=== Required work ===
Look through the lines below and extract each one that contains "IEEE".

==== Provided entries

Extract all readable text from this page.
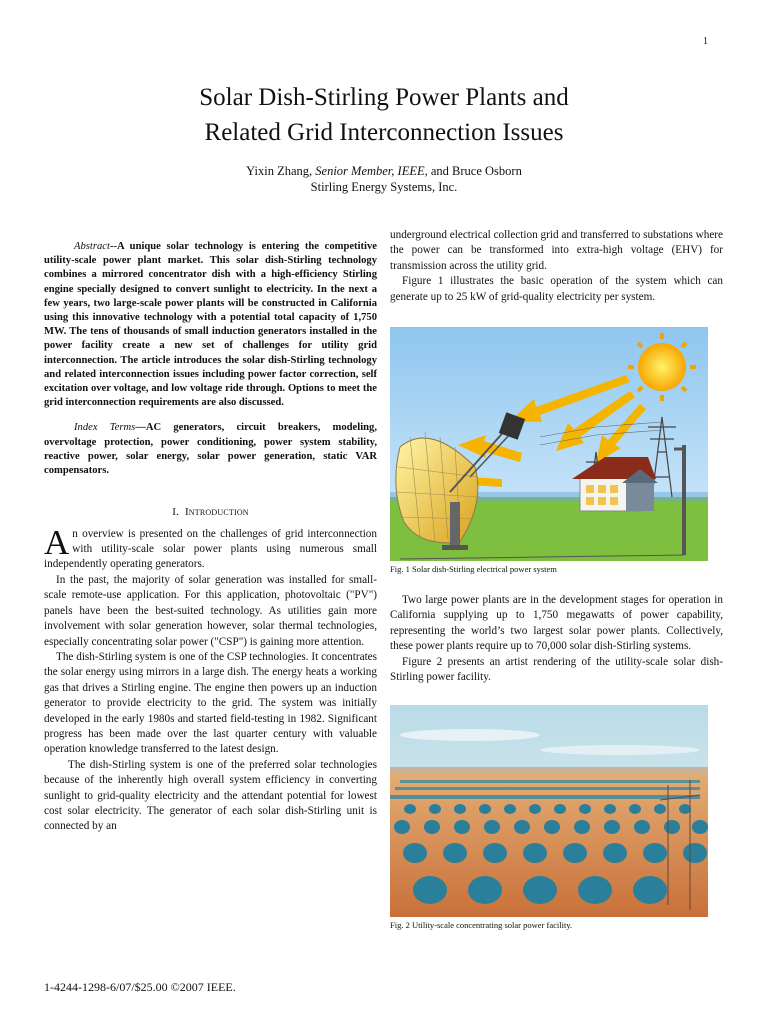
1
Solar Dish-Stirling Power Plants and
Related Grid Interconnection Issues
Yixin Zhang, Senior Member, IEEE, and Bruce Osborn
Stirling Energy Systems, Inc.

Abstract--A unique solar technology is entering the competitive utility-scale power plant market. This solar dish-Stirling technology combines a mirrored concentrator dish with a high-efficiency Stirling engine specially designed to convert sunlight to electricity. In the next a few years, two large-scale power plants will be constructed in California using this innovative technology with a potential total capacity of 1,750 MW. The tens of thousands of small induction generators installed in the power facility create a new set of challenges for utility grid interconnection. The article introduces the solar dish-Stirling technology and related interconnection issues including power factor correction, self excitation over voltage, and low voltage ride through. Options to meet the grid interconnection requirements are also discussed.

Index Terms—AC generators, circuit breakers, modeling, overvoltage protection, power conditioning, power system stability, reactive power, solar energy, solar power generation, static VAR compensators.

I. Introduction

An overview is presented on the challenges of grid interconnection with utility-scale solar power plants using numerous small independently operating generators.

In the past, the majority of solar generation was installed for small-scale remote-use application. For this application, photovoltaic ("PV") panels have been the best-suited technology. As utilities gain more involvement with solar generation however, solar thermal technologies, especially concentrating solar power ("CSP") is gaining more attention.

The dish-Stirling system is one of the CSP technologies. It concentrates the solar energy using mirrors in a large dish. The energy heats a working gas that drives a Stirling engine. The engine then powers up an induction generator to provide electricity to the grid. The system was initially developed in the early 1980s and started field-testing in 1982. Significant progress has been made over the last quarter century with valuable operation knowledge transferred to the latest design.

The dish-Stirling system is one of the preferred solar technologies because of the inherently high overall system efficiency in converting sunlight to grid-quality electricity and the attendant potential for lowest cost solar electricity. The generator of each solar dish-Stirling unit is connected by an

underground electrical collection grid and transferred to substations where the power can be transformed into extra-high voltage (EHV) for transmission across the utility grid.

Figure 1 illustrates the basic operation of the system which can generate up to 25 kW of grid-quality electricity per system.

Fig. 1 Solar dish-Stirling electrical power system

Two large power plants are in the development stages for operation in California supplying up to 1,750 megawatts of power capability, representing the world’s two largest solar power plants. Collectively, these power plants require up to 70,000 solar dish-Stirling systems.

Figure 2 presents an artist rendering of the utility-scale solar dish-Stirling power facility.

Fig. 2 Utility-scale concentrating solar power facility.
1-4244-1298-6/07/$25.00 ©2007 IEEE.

========

=== Result for this task ===
Yixin Zhang, Senior Member, IEEE, and Bruce Osborn
1-4244-1298-6/07/$25.00 ©2007 IEEE.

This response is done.